Collected data entries

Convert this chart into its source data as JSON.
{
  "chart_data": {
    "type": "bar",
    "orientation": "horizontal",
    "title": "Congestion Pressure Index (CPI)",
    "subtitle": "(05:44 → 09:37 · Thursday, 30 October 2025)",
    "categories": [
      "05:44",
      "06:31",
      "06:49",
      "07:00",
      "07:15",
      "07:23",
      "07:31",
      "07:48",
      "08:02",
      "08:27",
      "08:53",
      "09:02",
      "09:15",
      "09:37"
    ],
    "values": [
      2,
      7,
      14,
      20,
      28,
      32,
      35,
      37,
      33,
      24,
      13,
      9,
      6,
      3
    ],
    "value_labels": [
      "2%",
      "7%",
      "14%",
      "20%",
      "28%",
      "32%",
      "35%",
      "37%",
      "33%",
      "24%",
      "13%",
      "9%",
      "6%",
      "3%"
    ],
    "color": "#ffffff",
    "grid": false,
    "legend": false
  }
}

Objective →
Write out the whole listing exactly.

Solution →
Convert this chart into its source data as JSON.
{
  "chart_data": {
    "type": "bar",
    "orientation": "horizontal",
    "title": "Congestion Pressure Index (CPI)",
    "subtitle": "(05:44 → 09:37 · Thursday, 30 October 2025)",
    "categories": [
      "05:44",
      "06:31",
      "06:49",
      "07:00",
      "07:15",
      "07:23",
      "07:31",
      "07:48",
      "08:02",
      "08:27",
      "08:53",
      "09:02",
      "09:15",
      "09:37"
    ],
    "values": [
      2,
      7,
      14,
      20,
      28,
      32,
      35,
      37,
      33,
      24,
      13,
      9,
      6,
      3
    ],
    "value_labels": [
      "2%",
      "7%",
      "14%",
      "20%",
      "28%",
      "32%",
      "35%",
      "37%",
      "33%",
      "24%",
      "13%",
      "9%",
      "6%",
      "3%"
    ],
    "color": "#ffffff",
    "grid": false,
    "legend": false
  }
}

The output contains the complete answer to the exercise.